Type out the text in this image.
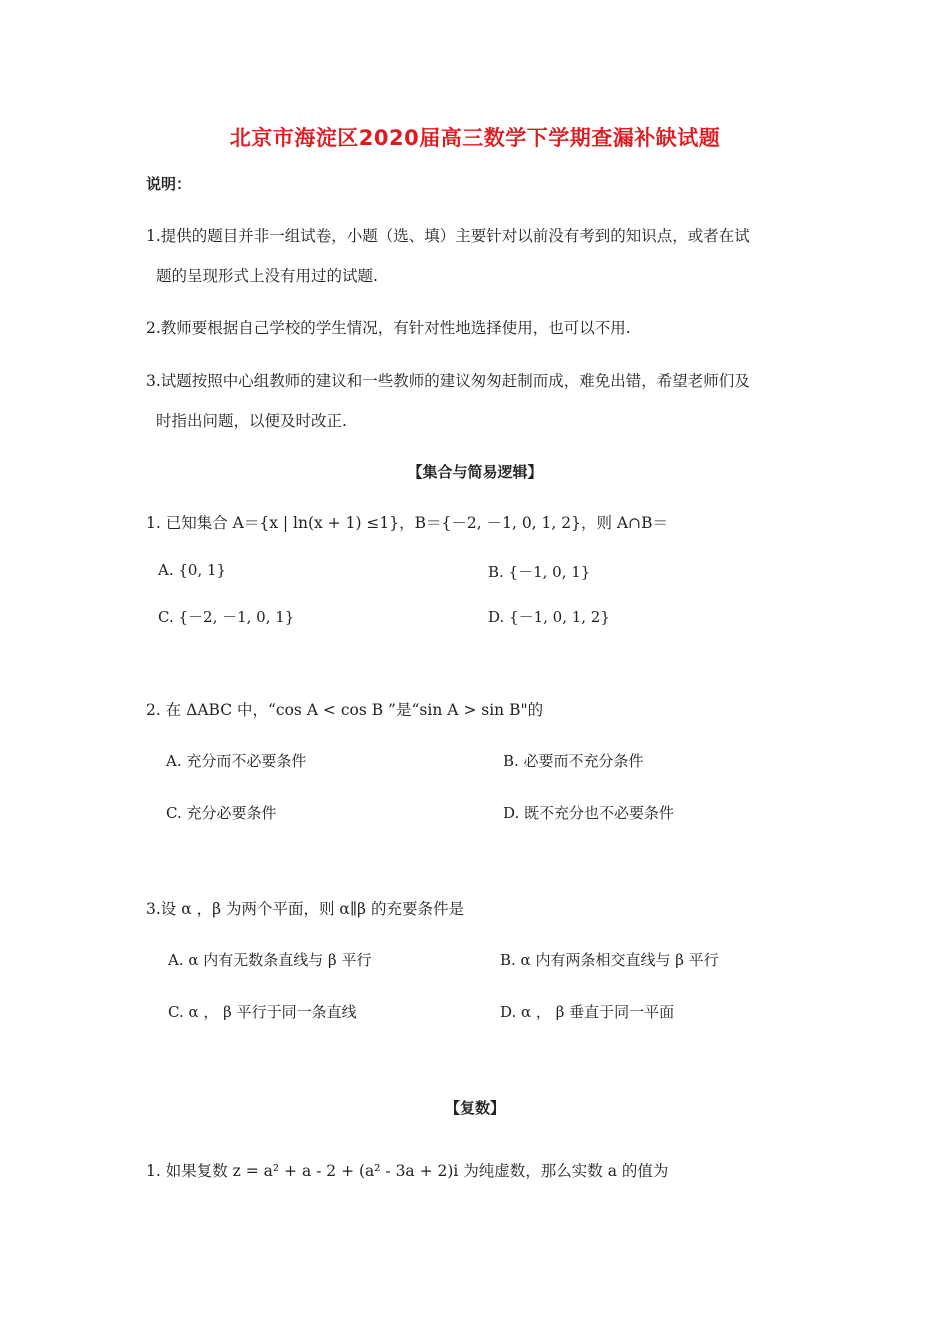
北京市海淀区2020届高三数学下学期查漏补缺试题
说明：
1.提供的题目并非一组试卷，小题（选、填）主要针对以前没有考到的知识点，或者在试
题的呈现形式上没有用过的试题.
2.教师要根据自己学校的学生情况，有针对性地选择使用，也可以不用.
3.试题按照中心组教师的建议和一些教师的建议匆匆赶制而成，难免出错，希望老师们及
时指出问题，以便及时改正.
【集合与简易逻辑】
1. 已知集合 A＝{x | ln(x + 1) ≤1}，B＝{－2, －1, 0, 1, 2}，则 A∩B＝
A. {0, 1}	B. {－1, 0, 1}
C. {－2, －1, 0, 1}	D. {－1, 0, 1, 2}
2. 在 ΔABC 中，“cos A < cos B ”是“sin A > sin B"的
A. 充分而不必要条件	B. 必要而不充分条件
C. 充分必要条件	D. 既不充分也不必要条件
3.设 α ，β 为两个平面，则 α∥β 的充要条件是
A. α 内有无数条直线与 β 平行	B. α 内有两条相交直线与 β 平行
C. α ， β 平行于同一条直线	D. α ， β 垂直于同一平面
【复数】
1. 如果复数 z = a² + a - 2 + (a² - 3a + 2)i 为纯虚数，那么实数 a 的值为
= = =
§ **Given task**: Pictures are not part of the copy; reproduce everything else in the records exactly.

§ **Solution to this problem**:
Type out the text in this image.
北京市海淀区2020届高三数学下学期查漏补缺试题
说明：
1.提供的题目并非一组试卷，小题（选、填）主要针对以前没有考到的知识点，或者在试
题的呈现形式上没有用过的试题.
2.教师要根据自己学校的学生情况，有针对性地选择使用，也可以不用.
3.试题按照中心组教师的建议和一些教师的建议匆匆赶制而成，难免出错，希望老师们及
时指出问题，以便及时改正.
【集合与简易逻辑】
1. 已知集合 A＝{x | ln(x + 1) ≤1}，B＝{－2, －1, 0, 1, 2}，则 A∩B＝
A. {0, 1}	B. {－1, 0, 1}
C. {－2, －1, 0, 1}	D. {－1, 0, 1, 2}
2. 在 ΔABC 中，“cos A < cos B ”是“sin A > sin B"的
A. 充分而不必要条件	B. 必要而不充分条件
C. 充分必要条件	D. 既不充分也不必要条件
3.设 α ，β 为两个平面，则 α∥β 的充要条件是
A. α 内有无数条直线与 β 平行	B. α 内有两条相交直线与 β 平行
C. α ， β 平行于同一条直线	D. α ， β 垂直于同一平面
【复数】
1. 如果复数 z = a² + a - 2 + (a² - 3a + 2)i 为纯虚数，那么实数 a 的值为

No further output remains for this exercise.